▶ [Figure content listings]

==============================

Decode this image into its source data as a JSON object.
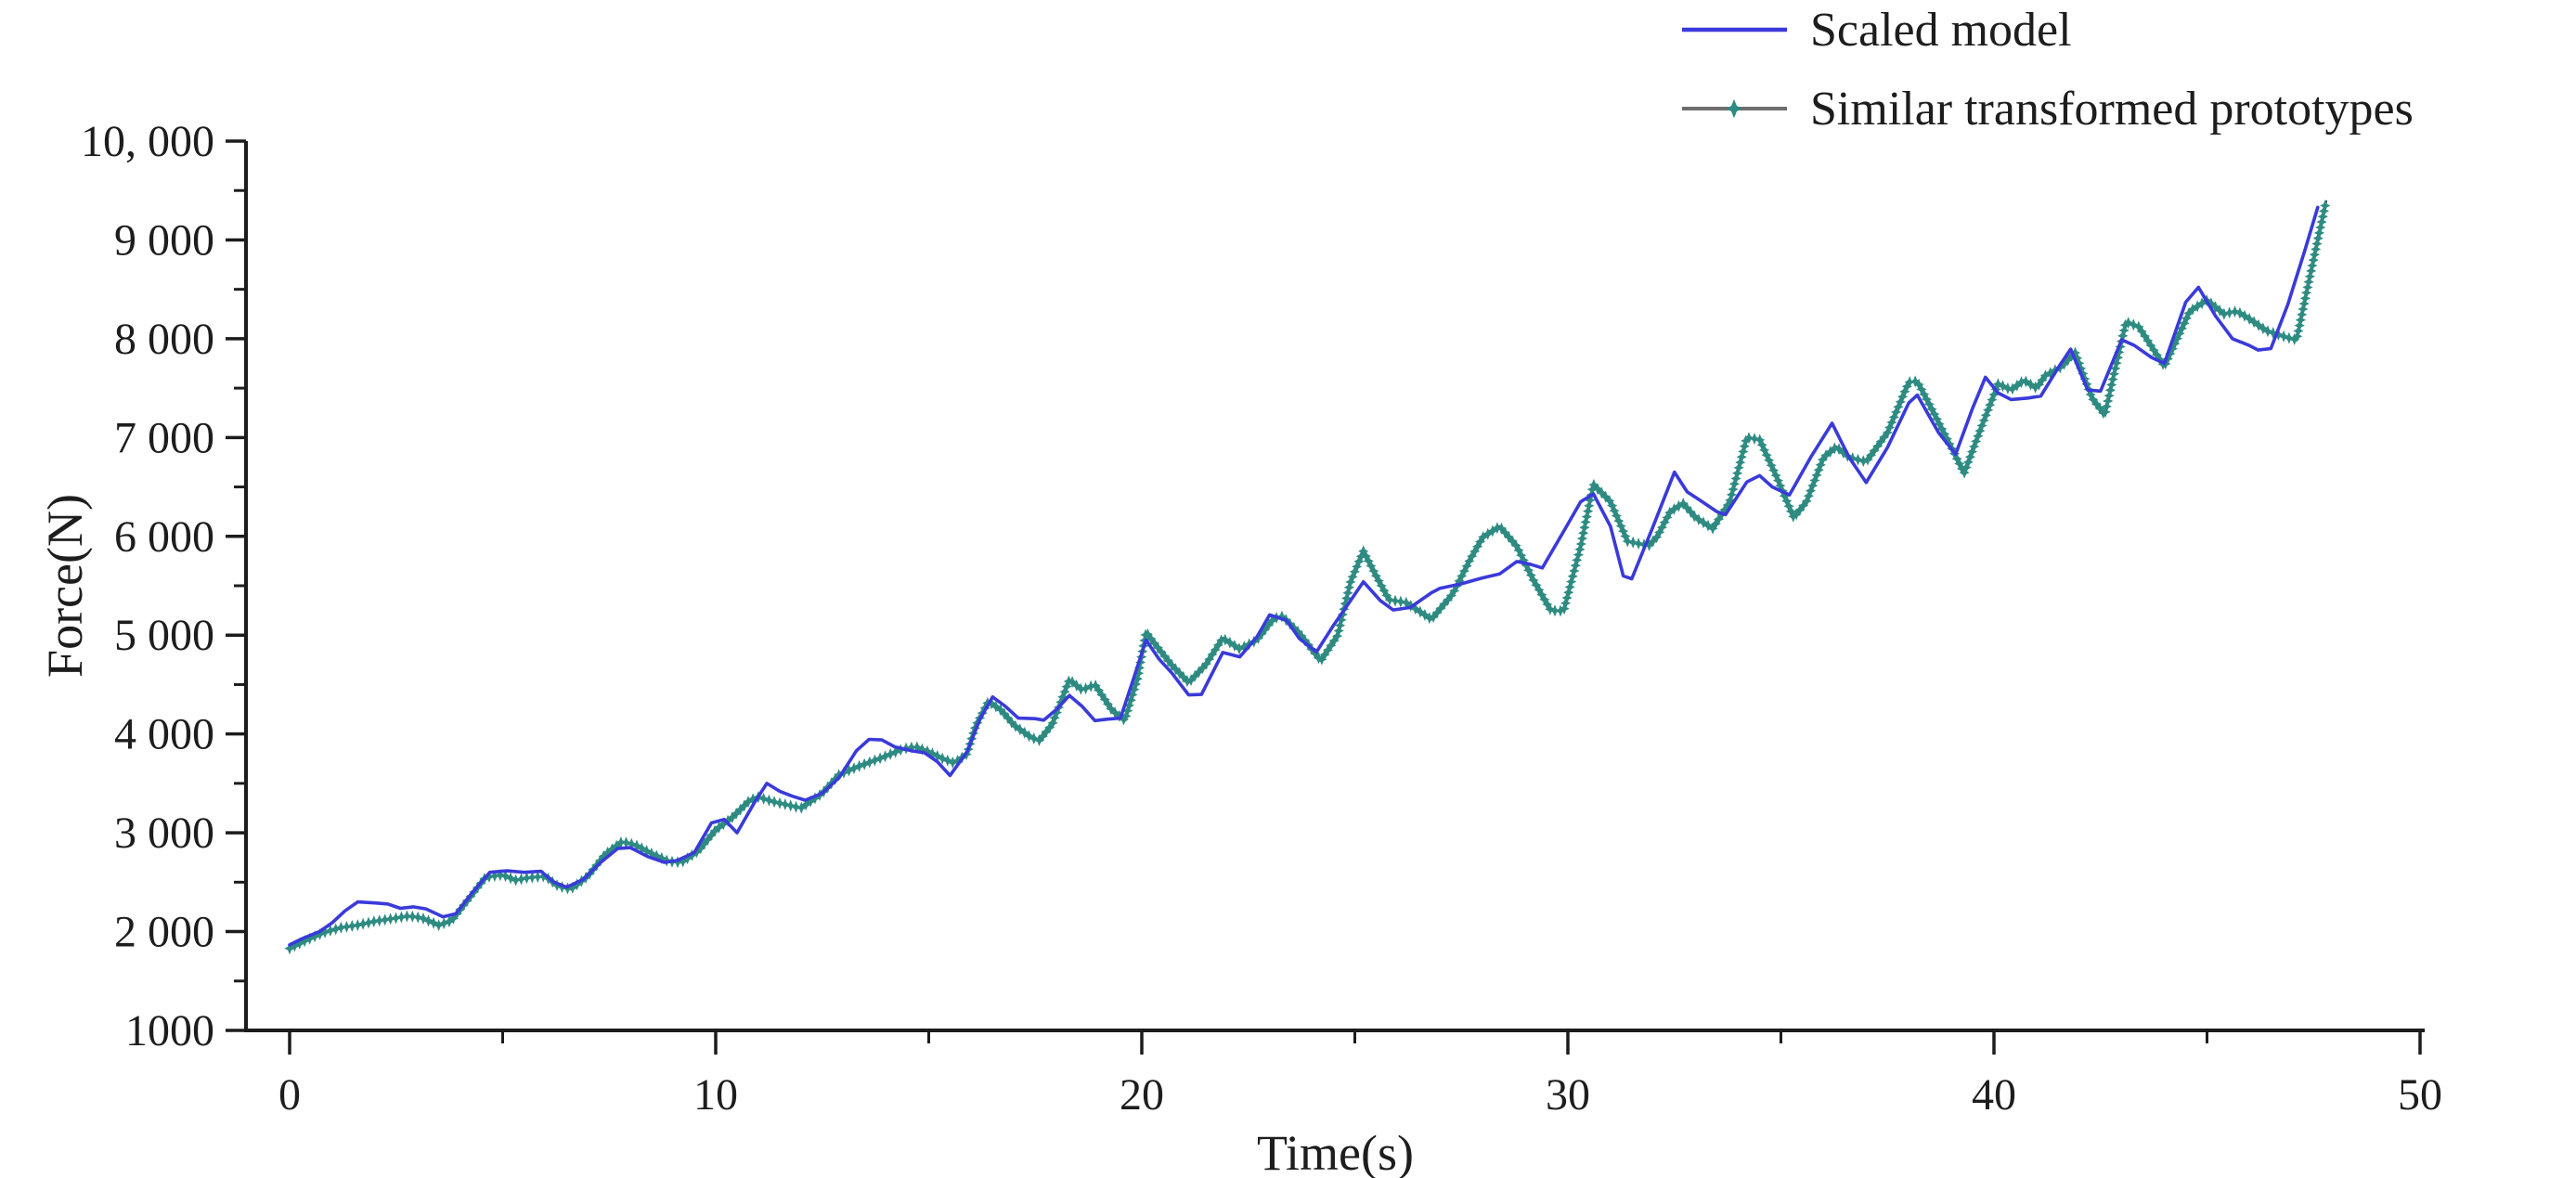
{
  "figure": {
    "kind": "scientific-line-chart",
    "background": "#ffffff"
  },
  "colors": {
    "scaled_model_line": "#3a3ada",
    "prototypes_marker": "#2e8b82",
    "prototypes_connector": "#4d4d4d",
    "legend_line2": "#6e6e6e",
    "axis": "#1c1c1c",
    "text": "#1d1d1d"
  },
  "legend": {
    "items": [
      {
        "label": "Scaled model"
      },
      {
        "label": "Similar transformed prototypes"
      }
    ]
  },
  "chart_data": {
    "type": "line",
    "title": "",
    "xlabel": "Time(s)",
    "ylabel": "Force(N)",
    "xlim": [
      0,
      50
    ],
    "ylim": [
      1000,
      10000
    ],
    "grid": false,
    "legend_position": "top-right",
    "x_axis": {
      "major_ticks": [
        0,
        10,
        20,
        30,
        40,
        50
      ],
      "major_labels": [
        "0",
        "10",
        "20",
        "30",
        "40",
        "50"
      ],
      "minor_ticks": [
        5,
        15,
        25,
        35,
        45
      ]
    },
    "y_axis": {
      "major_ticks": [
        1000,
        2000,
        3000,
        4000,
        5000,
        6000,
        7000,
        8000,
        9000,
        10000
      ],
      "major_labels": [
        "1000",
        "2 000",
        "3 000",
        "4 000",
        "5 000",
        "6 000",
        "7 000",
        "8 000",
        "9 000",
        "10, 000"
      ],
      "minor_ticks": [
        1500,
        2500,
        3500,
        4500,
        5500,
        6500,
        7500,
        8500,
        9500
      ]
    },
    "series": [
      {
        "name": "Scaled model",
        "style": "line",
        "color": "#3a3ada",
        "points": [
          [
            0,
            1865
          ],
          [
            0.3,
            1930
          ],
          [
            0.7,
            2000
          ],
          [
            1.0,
            2090
          ],
          [
            1.3,
            2210
          ],
          [
            1.6,
            2300
          ],
          [
            2.0,
            2290
          ],
          [
            2.3,
            2280
          ],
          [
            2.6,
            2235
          ],
          [
            2.9,
            2250
          ],
          [
            3.2,
            2230
          ],
          [
            3.6,
            2150
          ],
          [
            3.9,
            2180
          ],
          [
            4.3,
            2400
          ],
          [
            4.7,
            2600
          ],
          [
            5.1,
            2615
          ],
          [
            5.5,
            2600
          ],
          [
            5.9,
            2610
          ],
          [
            6.2,
            2500
          ],
          [
            6.5,
            2450
          ],
          [
            6.9,
            2530
          ],
          [
            7.3,
            2700
          ],
          [
            7.7,
            2840
          ],
          [
            8.0,
            2850
          ],
          [
            8.4,
            2760
          ],
          [
            8.8,
            2700
          ],
          [
            9.1,
            2720
          ],
          [
            9.5,
            2800
          ],
          [
            9.9,
            3100
          ],
          [
            10.2,
            3135
          ],
          [
            10.5,
            3000
          ],
          [
            10.9,
            3300
          ],
          [
            11.2,
            3500
          ],
          [
            11.5,
            3420
          ],
          [
            11.8,
            3370
          ],
          [
            12.1,
            3330
          ],
          [
            12.5,
            3400
          ],
          [
            12.9,
            3560
          ],
          [
            13.3,
            3830
          ],
          [
            13.6,
            3945
          ],
          [
            13.9,
            3940
          ],
          [
            14.2,
            3870
          ],
          [
            14.6,
            3830
          ],
          [
            14.9,
            3810
          ],
          [
            15.2,
            3720
          ],
          [
            15.5,
            3580
          ],
          [
            15.9,
            3820
          ],
          [
            16.2,
            4150
          ],
          [
            16.5,
            4375
          ],
          [
            16.8,
            4280
          ],
          [
            17.1,
            4160
          ],
          [
            17.5,
            4155
          ],
          [
            17.7,
            4140
          ],
          [
            18.0,
            4250
          ],
          [
            18.3,
            4390
          ],
          [
            18.6,
            4280
          ],
          [
            18.9,
            4135
          ],
          [
            19.2,
            4150
          ],
          [
            19.5,
            4160
          ],
          [
            19.8,
            4550
          ],
          [
            20.1,
            4950
          ],
          [
            20.4,
            4760
          ],
          [
            20.7,
            4620
          ],
          [
            21.1,
            4395
          ],
          [
            21.4,
            4400
          ],
          [
            21.9,
            4825
          ],
          [
            22.3,
            4780
          ],
          [
            22.7,
            4980
          ],
          [
            23.0,
            5205
          ],
          [
            23.4,
            5150
          ],
          [
            23.7,
            4965
          ],
          [
            24.1,
            4830
          ],
          [
            24.5,
            5100
          ],
          [
            24.9,
            5350
          ],
          [
            25.2,
            5540
          ],
          [
            25.6,
            5350
          ],
          [
            25.9,
            5255
          ],
          [
            26.3,
            5280
          ],
          [
            26.8,
            5430
          ],
          [
            27.0,
            5475
          ],
          [
            27.5,
            5520
          ],
          [
            28.0,
            5580
          ],
          [
            28.4,
            5620
          ],
          [
            28.8,
            5745
          ],
          [
            29.1,
            5720
          ],
          [
            29.4,
            5680
          ],
          [
            29.9,
            6050
          ],
          [
            30.3,
            6350
          ],
          [
            30.6,
            6430
          ],
          [
            31.0,
            6100
          ],
          [
            31.3,
            5600
          ],
          [
            31.5,
            5570
          ],
          [
            32.0,
            6100
          ],
          [
            32.5,
            6650
          ],
          [
            32.8,
            6450
          ],
          [
            33.1,
            6365
          ],
          [
            33.5,
            6250
          ],
          [
            33.7,
            6220
          ],
          [
            34.2,
            6550
          ],
          [
            34.5,
            6615
          ],
          [
            34.8,
            6500
          ],
          [
            35.2,
            6420
          ],
          [
            35.7,
            6800
          ],
          [
            36.2,
            7145
          ],
          [
            36.6,
            6800
          ],
          [
            37.0,
            6545
          ],
          [
            37.5,
            6900
          ],
          [
            38.0,
            7350
          ],
          [
            38.2,
            7430
          ],
          [
            38.7,
            7050
          ],
          [
            39.1,
            6830
          ],
          [
            39.5,
            7300
          ],
          [
            39.8,
            7610
          ],
          [
            40.1,
            7450
          ],
          [
            40.4,
            7385
          ],
          [
            40.8,
            7400
          ],
          [
            41.1,
            7420
          ],
          [
            41.5,
            7700
          ],
          [
            41.8,
            7895
          ],
          [
            42.2,
            7480
          ],
          [
            42.5,
            7470
          ],
          [
            43.0,
            7990
          ],
          [
            43.3,
            7930
          ],
          [
            43.7,
            7810
          ],
          [
            44.0,
            7750
          ],
          [
            44.5,
            8370
          ],
          [
            44.8,
            8520
          ],
          [
            45.2,
            8230
          ],
          [
            45.6,
            8000
          ],
          [
            46.0,
            7930
          ],
          [
            46.2,
            7885
          ],
          [
            46.5,
            7900
          ],
          [
            46.9,
            8350
          ],
          [
            47.3,
            8900
          ],
          [
            47.6,
            9330
          ]
        ]
      },
      {
        "name": "Similar transformed prototypes",
        "style": "line+markers",
        "marker": "four-point-star",
        "color": "#2e8b82",
        "points": [
          [
            0,
            1830
          ],
          [
            0.4,
            1915
          ],
          [
            0.8,
            1990
          ],
          [
            1.2,
            2040
          ],
          [
            1.6,
            2065
          ],
          [
            2.0,
            2105
          ],
          [
            2.4,
            2130
          ],
          [
            2.8,
            2158
          ],
          [
            3.1,
            2140
          ],
          [
            3.5,
            2065
          ],
          [
            3.8,
            2110
          ],
          [
            4.2,
            2330
          ],
          [
            4.6,
            2550
          ],
          [
            5.0,
            2575
          ],
          [
            5.3,
            2520
          ],
          [
            5.6,
            2545
          ],
          [
            6.0,
            2560
          ],
          [
            6.3,
            2460
          ],
          [
            6.6,
            2430
          ],
          [
            7.0,
            2560
          ],
          [
            7.4,
            2780
          ],
          [
            7.8,
            2910
          ],
          [
            8.1,
            2880
          ],
          [
            8.5,
            2790
          ],
          [
            8.9,
            2710
          ],
          [
            9.2,
            2700
          ],
          [
            9.6,
            2820
          ],
          [
            10.0,
            3030
          ],
          [
            10.4,
            3160
          ],
          [
            10.8,
            3330
          ],
          [
            11.0,
            3360
          ],
          [
            11.4,
            3310
          ],
          [
            12.0,
            3250
          ],
          [
            12.5,
            3400
          ],
          [
            12.9,
            3590
          ],
          [
            13.4,
            3680
          ],
          [
            13.9,
            3760
          ],
          [
            14.4,
            3850
          ],
          [
            14.7,
            3870
          ],
          [
            15.0,
            3820
          ],
          [
            15.3,
            3755
          ],
          [
            15.6,
            3705
          ],
          [
            15.9,
            3800
          ],
          [
            16.1,
            4080
          ],
          [
            16.4,
            4330
          ],
          [
            16.7,
            4240
          ],
          [
            17.0,
            4090
          ],
          [
            17.4,
            3965
          ],
          [
            17.6,
            3935
          ],
          [
            17.9,
            4100
          ],
          [
            18.3,
            4550
          ],
          [
            18.6,
            4445
          ],
          [
            18.9,
            4500
          ],
          [
            19.3,
            4240
          ],
          [
            19.6,
            4140
          ],
          [
            19.9,
            4560
          ],
          [
            20.1,
            5030
          ],
          [
            20.4,
            4860
          ],
          [
            20.7,
            4700
          ],
          [
            21.1,
            4520
          ],
          [
            21.5,
            4700
          ],
          [
            21.9,
            4970
          ],
          [
            22.3,
            4860
          ],
          [
            22.7,
            4950
          ],
          [
            23.1,
            5170
          ],
          [
            23.3,
            5190
          ],
          [
            23.7,
            5020
          ],
          [
            24.2,
            4740
          ],
          [
            24.6,
            5000
          ],
          [
            24.9,
            5540
          ],
          [
            25.2,
            5850
          ],
          [
            25.5,
            5600
          ],
          [
            25.8,
            5360
          ],
          [
            26.2,
            5330
          ],
          [
            26.8,
            5160
          ],
          [
            27.3,
            5420
          ],
          [
            27.7,
            5760
          ],
          [
            28.0,
            5990
          ],
          [
            28.4,
            6100
          ],
          [
            28.8,
            5900
          ],
          [
            29.2,
            5550
          ],
          [
            29.6,
            5250
          ],
          [
            29.9,
            5245
          ],
          [
            30.3,
            5900
          ],
          [
            30.6,
            6525
          ],
          [
            31.0,
            6350
          ],
          [
            31.4,
            5950
          ],
          [
            31.9,
            5905
          ],
          [
            32.1,
            6000
          ],
          [
            32.4,
            6250
          ],
          [
            32.7,
            6335
          ],
          [
            33.0,
            6190
          ],
          [
            33.4,
            6080
          ],
          [
            33.8,
            6350
          ],
          [
            34.2,
            7000
          ],
          [
            34.5,
            6980
          ],
          [
            34.9,
            6600
          ],
          [
            35.3,
            6190
          ],
          [
            35.6,
            6350
          ],
          [
            36.0,
            6800
          ],
          [
            36.3,
            6905
          ],
          [
            36.6,
            6800
          ],
          [
            37.0,
            6755
          ],
          [
            37.5,
            7050
          ],
          [
            38.0,
            7560
          ],
          [
            38.2,
            7570
          ],
          [
            38.6,
            7240
          ],
          [
            39.0,
            6900
          ],
          [
            39.3,
            6640
          ],
          [
            39.7,
            7100
          ],
          [
            40.1,
            7545
          ],
          [
            40.4,
            7480
          ],
          [
            40.7,
            7580
          ],
          [
            41.0,
            7500
          ],
          [
            41.2,
            7625
          ],
          [
            41.6,
            7720
          ],
          [
            41.9,
            7865
          ],
          [
            42.3,
            7400
          ],
          [
            42.6,
            7230
          ],
          [
            43.1,
            8170
          ],
          [
            43.4,
            8120
          ],
          [
            44.0,
            7720
          ],
          [
            44.6,
            8280
          ],
          [
            45.0,
            8390
          ],
          [
            45.4,
            8250
          ],
          [
            45.7,
            8280
          ],
          [
            46.0,
            8200
          ],
          [
            46.4,
            8080
          ],
          [
            46.9,
            8010
          ],
          [
            47.1,
            7990
          ],
          [
            47.4,
            8600
          ],
          [
            47.8,
            9400
          ]
        ]
      }
    ]
  }
}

==============================

▶ [AIM OF THE EXERCISE] Pick out the lines containing the word "Similar" and show them.

▶ [RESPONSE TO THIS TASK]
        "label": "Similar transformed prototypes"
        "name": "Similar transformed prototypes",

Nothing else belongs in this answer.